- _Set problem_
Write out the data below in full. Keep it exact.

- _Entries supplied_
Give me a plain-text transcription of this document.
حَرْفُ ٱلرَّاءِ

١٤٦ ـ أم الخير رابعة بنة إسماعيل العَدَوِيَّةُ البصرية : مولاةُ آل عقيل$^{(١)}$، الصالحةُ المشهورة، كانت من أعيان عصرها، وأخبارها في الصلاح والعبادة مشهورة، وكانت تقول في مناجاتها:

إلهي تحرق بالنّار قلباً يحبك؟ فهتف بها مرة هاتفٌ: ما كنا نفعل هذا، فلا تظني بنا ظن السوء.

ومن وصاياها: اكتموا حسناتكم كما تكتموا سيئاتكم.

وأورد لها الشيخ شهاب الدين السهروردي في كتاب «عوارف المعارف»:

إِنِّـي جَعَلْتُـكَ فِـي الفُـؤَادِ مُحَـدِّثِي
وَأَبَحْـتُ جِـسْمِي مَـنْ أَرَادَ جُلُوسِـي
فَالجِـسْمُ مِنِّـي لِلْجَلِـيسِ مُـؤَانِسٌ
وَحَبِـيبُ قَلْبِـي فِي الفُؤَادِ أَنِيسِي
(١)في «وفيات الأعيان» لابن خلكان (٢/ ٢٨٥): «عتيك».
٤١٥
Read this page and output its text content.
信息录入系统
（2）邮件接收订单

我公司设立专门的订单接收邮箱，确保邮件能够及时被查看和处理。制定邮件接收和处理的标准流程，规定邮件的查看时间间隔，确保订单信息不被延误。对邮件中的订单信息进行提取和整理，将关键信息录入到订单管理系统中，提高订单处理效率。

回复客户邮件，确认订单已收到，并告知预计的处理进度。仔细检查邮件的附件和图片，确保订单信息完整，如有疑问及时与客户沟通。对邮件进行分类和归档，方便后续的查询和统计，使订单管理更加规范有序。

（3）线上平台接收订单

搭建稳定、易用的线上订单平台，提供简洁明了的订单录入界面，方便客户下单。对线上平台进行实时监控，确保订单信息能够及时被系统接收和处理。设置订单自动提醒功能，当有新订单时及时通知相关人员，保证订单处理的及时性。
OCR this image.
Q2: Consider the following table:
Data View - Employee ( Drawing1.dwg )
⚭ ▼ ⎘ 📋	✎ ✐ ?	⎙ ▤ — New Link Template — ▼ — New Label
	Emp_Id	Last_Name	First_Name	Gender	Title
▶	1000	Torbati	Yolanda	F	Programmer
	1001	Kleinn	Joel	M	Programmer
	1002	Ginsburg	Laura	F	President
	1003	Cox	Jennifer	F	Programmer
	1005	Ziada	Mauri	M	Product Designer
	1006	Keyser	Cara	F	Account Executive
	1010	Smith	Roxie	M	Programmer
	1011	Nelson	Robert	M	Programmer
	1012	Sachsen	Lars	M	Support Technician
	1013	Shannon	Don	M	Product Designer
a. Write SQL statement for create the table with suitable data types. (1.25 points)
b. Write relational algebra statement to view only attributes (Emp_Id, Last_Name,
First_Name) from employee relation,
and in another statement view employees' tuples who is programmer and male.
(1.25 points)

- _Solution for this exercise_
Give me a plain-text transcription of this document.
حَرْفُ ٱلرَّاءِ

١٤٦ ـ أم الخير رابعة بنة إسماعيل العَدَوِيَّةُ البصرية : مولاةُ آل عقيل$^{(١)}$، الصالحةُ المشهورة، كانت من أعيان عصرها، وأخبارها في الصلاح والعبادة مشهورة، وكانت تقول في مناجاتها:

إلهي تحرق بالنّار قلباً يحبك؟ فهتف بها مرة هاتفٌ: ما كنا نفعل هذا، فلا تظني بنا ظن السوء.

ومن وصاياها: اكتموا حسناتكم كما تكتموا سيئاتكم.

وأورد لها الشيخ شهاب الدين السهروردي في كتاب «عوارف المعارف»:

إِنِّـي جَعَلْتُـكَ فِـي الفُـؤَادِ مُحَـدِّثِي
وَأَبَحْـتُ جِـسْمِي مَـنْ أَرَادَ جُلُوسِـي
فَالجِـسْمُ مِنِّـي لِلْجَلِـيسِ مُـؤَانِسٌ
وَحَبِـيبُ قَلْبِـي فِي الفُؤَادِ أَنِيسِي
(١)في «وفيات الأعيان» لابن خلكان (٢/ ٢٨٥): «عتيك».
٤١٥
Read this page and output its text content.
信息录入系统
（2）邮件接收订单

我公司设立专门的订单接收邮箱，确保邮件能够及时被查看和处理。制定邮件接收和处理的标准流程，规定邮件的查看时间间隔，确保订单信息不被延误。对邮件中的订单信息进行提取和整理，将关键信息录入到订单管理系统中，提高订单处理效率。

回复客户邮件，确认订单已收到，并告知预计的处理进度。仔细检查邮件的附件和图片，确保订单信息完整，如有疑问及时与客户沟通。对邮件进行分类和归档，方便后续的查询和统计，使订单管理更加规范有序。

（3）线上平台接收订单

搭建稳定、易用的线上订单平台，提供简洁明了的订单录入界面，方便客户下单。对线上平台进行实时监控，确保订单信息能够及时被系统接收和处理。设置订单自动提醒功能，当有新订单时及时通知相关人员，保证订单处理的及时性。
OCR this image.
Q2: Consider the following table:
Data View - Employee ( Drawing1.dwg )
⚭ ▼ ⎘ 📋	✎ ✐ ?	⎙ ▤ — New Link Template — ▼ — New Label
	Emp_Id	Last_Name	First_Name	Gender	Title
▶	1000	Torbati	Yolanda	F	Programmer
	1001	Kleinn	Joel	M	Programmer
	1002	Ginsburg	Laura	F	President
	1003	Cox	Jennifer	F	Programmer
	1005	Ziada	Mauri	M	Product Designer
	1006	Keyser	Cara	F	Account Executive
	1010	Smith	Roxie	M	Programmer
	1011	Nelson	Robert	M	Programmer
	1012	Sachsen	Lars	M	Support Technician
	1013	Shannon	Don	M	Product Designer
a. Write SQL statement for create the table with suitable data types. (1.25 points)
b. Write relational algebra statement to view only attributes (Emp_Id, Last_Name,
First_Name) from employee relation,
and in another statement view employees' tuples who is programmer and male.
(1.25 points)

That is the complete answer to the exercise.